DIRECTIONS: Count the lines below that contain the word "대한예수교". Give only the number.

INFORMATION SUPPLIED:
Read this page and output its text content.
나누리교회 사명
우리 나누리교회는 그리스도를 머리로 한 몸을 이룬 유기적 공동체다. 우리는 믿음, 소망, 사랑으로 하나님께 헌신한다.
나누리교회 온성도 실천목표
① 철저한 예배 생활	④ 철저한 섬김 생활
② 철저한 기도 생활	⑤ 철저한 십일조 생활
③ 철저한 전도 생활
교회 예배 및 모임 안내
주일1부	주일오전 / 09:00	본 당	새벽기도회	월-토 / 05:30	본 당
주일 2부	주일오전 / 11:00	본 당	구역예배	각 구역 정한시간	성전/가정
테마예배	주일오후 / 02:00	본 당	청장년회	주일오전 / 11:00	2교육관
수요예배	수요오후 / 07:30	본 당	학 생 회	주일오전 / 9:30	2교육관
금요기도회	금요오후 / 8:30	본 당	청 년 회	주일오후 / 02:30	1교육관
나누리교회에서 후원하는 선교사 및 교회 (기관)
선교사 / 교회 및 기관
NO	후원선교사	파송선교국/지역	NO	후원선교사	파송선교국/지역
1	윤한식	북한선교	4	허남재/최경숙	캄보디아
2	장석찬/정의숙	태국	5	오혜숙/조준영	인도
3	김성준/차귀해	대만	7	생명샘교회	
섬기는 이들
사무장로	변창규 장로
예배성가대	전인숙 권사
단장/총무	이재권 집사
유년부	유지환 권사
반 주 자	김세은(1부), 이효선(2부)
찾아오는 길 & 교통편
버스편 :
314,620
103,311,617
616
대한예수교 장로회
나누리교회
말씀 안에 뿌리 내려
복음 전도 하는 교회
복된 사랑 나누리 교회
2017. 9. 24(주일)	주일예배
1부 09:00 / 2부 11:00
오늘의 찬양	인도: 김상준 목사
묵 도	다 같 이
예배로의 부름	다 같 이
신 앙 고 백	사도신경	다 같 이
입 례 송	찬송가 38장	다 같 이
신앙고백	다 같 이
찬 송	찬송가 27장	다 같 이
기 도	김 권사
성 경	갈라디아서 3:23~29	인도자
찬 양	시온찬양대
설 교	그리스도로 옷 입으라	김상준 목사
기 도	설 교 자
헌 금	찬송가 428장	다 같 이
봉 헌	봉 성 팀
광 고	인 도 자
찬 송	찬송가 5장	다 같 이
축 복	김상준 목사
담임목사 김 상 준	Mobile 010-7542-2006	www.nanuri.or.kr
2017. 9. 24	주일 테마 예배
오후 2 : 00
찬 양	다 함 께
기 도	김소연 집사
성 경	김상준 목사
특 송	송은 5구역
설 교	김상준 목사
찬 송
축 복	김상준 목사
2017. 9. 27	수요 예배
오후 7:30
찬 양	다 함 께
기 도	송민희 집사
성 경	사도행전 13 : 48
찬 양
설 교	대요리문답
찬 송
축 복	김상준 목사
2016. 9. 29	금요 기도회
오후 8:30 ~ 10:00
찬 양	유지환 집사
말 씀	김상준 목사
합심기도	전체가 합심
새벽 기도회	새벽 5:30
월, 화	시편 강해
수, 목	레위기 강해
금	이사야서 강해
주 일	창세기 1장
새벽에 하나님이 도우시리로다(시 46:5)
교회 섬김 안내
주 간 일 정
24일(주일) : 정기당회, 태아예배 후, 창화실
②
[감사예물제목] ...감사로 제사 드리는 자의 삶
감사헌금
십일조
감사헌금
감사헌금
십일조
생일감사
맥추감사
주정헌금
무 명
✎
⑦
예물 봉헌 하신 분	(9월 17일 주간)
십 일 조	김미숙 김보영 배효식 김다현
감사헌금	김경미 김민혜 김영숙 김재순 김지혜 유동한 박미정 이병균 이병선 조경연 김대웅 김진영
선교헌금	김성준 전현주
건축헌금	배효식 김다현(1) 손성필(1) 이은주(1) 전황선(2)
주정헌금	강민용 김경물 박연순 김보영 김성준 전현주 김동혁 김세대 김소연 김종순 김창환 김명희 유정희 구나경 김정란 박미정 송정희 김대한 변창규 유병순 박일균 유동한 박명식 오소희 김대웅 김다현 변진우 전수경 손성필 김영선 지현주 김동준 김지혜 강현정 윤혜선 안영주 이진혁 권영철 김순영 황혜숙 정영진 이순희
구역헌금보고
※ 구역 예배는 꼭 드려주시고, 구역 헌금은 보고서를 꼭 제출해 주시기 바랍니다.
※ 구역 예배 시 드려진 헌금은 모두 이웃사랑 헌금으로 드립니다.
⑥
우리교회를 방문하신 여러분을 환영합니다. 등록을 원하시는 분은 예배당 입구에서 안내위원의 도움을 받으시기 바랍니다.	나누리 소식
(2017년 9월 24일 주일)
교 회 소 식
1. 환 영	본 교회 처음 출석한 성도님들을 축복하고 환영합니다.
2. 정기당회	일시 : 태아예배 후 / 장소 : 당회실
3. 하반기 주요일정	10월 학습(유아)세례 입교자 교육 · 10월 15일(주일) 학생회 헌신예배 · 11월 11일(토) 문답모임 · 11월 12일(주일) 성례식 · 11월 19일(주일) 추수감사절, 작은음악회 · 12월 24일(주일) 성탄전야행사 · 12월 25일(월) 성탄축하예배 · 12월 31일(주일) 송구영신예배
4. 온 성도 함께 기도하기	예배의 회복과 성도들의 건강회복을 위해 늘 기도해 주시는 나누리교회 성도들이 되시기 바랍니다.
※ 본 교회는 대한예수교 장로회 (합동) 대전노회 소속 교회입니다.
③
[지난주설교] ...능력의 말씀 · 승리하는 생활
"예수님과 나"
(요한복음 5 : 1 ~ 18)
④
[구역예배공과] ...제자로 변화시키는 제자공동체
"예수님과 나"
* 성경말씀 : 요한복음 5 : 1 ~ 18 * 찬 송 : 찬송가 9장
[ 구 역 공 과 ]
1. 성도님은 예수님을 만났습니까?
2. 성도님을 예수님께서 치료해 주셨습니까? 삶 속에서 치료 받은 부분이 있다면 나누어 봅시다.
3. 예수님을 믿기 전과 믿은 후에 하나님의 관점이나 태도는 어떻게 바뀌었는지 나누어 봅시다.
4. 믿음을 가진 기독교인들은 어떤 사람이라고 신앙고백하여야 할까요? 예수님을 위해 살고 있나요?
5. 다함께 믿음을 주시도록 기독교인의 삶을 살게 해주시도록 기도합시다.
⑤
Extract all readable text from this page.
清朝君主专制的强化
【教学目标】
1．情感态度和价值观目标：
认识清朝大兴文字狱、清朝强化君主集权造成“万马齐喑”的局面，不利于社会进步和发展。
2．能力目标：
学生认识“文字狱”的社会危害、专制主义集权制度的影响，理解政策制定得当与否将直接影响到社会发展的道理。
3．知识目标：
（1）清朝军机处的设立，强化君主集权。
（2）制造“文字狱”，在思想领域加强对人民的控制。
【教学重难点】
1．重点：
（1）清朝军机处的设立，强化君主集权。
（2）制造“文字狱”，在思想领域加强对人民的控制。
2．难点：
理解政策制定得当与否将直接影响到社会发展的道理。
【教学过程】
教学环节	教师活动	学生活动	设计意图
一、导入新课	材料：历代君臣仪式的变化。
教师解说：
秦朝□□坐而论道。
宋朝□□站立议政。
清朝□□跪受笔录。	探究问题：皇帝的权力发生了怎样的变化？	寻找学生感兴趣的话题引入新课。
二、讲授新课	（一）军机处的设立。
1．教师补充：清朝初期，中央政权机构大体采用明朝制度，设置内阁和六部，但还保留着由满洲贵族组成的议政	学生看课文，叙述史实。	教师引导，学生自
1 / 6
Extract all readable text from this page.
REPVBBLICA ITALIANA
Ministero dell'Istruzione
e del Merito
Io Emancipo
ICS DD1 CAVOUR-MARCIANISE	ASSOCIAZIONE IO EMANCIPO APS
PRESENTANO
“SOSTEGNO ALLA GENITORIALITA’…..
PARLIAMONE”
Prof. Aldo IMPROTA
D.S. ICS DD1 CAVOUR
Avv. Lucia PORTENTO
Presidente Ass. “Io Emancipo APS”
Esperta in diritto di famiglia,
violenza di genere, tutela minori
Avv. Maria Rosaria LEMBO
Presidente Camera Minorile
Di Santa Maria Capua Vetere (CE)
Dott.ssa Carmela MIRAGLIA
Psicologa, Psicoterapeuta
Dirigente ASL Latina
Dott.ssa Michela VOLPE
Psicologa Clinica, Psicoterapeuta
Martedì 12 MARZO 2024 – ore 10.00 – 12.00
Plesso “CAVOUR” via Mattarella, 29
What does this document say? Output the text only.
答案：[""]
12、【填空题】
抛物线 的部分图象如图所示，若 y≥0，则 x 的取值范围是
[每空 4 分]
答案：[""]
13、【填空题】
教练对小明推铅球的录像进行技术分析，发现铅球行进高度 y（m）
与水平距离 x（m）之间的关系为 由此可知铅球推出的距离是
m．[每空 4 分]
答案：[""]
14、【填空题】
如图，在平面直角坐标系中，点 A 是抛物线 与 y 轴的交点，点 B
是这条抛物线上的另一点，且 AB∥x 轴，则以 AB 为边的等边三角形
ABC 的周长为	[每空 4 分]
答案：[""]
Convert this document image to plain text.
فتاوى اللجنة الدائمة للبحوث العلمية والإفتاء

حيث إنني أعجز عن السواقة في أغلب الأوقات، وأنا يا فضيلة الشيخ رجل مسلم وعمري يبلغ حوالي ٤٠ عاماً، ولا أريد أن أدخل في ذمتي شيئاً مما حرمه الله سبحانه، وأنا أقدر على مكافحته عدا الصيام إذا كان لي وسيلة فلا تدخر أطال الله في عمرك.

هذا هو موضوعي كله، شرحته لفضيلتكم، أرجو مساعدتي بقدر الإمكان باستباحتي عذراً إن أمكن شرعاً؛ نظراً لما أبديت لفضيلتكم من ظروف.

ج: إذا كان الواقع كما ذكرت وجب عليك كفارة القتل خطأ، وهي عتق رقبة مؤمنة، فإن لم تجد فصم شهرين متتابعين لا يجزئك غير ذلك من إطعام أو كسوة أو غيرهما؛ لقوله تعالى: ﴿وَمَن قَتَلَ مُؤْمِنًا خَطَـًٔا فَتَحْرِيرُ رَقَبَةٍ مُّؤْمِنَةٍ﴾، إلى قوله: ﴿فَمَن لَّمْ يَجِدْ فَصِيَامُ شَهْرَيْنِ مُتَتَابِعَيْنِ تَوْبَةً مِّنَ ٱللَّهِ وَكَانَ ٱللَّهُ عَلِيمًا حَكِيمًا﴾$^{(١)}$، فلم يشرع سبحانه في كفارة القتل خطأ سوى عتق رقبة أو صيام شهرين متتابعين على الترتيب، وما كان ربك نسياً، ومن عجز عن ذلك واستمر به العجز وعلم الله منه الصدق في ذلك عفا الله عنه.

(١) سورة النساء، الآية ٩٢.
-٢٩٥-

EXERCISE SOLUTION: 2